[DIRECTIONS]:
How many lines in the records below contain the word "Minnesota"? Give only the number.

[DATA PROVIDED]:
###

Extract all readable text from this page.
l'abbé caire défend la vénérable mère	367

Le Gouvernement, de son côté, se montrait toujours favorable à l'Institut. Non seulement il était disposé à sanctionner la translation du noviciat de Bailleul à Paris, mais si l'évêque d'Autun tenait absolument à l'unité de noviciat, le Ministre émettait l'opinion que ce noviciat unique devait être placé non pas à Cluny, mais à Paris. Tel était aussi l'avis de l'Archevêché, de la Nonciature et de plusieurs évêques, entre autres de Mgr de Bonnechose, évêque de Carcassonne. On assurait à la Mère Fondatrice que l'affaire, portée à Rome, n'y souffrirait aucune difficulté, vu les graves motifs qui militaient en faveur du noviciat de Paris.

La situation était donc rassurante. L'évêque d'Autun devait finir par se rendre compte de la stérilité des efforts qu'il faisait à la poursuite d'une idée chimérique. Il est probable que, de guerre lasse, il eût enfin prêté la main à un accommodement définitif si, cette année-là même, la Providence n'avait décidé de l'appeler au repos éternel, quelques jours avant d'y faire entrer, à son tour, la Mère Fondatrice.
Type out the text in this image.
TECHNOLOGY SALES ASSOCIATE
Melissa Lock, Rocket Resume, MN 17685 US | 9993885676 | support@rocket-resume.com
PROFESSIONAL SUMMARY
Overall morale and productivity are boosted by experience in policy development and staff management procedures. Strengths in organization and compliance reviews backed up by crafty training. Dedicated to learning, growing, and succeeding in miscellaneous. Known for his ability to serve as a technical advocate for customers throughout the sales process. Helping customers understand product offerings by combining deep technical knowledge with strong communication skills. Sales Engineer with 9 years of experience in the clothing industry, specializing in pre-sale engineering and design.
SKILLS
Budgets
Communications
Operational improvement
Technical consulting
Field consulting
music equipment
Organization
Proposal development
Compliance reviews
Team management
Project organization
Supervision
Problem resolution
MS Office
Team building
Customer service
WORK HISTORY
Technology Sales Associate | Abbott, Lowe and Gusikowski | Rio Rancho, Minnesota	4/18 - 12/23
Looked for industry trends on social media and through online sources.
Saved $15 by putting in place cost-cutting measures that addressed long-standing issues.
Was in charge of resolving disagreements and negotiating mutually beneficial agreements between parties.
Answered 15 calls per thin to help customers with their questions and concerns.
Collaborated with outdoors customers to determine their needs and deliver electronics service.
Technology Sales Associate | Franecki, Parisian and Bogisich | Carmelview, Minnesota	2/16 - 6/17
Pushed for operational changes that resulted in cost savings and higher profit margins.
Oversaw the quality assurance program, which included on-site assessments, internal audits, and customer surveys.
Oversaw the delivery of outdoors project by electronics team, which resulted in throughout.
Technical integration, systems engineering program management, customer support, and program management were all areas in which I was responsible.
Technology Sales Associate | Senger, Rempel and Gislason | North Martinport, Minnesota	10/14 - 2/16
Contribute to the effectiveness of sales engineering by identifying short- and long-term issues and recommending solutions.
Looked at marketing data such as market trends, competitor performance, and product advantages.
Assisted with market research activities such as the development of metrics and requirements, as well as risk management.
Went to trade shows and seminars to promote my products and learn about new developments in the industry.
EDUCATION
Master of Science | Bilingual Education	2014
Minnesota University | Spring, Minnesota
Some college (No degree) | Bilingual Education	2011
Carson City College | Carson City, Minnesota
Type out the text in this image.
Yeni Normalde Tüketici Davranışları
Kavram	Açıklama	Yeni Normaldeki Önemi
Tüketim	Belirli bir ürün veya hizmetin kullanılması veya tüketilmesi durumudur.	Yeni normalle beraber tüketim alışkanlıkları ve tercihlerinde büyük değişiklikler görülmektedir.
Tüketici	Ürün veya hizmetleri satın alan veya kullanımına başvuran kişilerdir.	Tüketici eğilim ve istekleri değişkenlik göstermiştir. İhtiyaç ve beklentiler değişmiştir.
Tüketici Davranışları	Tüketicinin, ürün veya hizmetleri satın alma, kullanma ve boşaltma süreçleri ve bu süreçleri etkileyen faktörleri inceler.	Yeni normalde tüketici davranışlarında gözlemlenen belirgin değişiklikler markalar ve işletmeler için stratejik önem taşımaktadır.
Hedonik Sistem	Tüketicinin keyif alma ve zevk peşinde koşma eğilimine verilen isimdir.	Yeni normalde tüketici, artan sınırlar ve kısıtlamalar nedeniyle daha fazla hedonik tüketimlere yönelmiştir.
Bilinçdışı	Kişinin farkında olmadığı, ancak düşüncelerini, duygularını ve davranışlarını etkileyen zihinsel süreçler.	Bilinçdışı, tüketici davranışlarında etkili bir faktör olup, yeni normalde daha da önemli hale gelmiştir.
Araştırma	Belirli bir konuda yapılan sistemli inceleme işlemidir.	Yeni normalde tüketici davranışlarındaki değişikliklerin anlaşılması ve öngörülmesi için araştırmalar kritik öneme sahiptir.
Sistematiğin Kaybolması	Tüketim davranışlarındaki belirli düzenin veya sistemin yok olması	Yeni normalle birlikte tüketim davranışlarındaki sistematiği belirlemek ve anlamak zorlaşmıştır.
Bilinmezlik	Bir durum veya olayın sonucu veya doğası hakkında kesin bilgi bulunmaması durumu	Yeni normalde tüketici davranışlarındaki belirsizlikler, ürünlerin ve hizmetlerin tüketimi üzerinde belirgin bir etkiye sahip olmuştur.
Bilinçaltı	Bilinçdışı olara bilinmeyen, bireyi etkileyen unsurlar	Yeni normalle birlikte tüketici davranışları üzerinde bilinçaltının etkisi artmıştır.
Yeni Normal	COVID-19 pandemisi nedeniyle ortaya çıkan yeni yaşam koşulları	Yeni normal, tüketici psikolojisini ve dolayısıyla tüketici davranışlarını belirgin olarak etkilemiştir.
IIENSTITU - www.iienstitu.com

###

[CORRECT ANSWER]:
5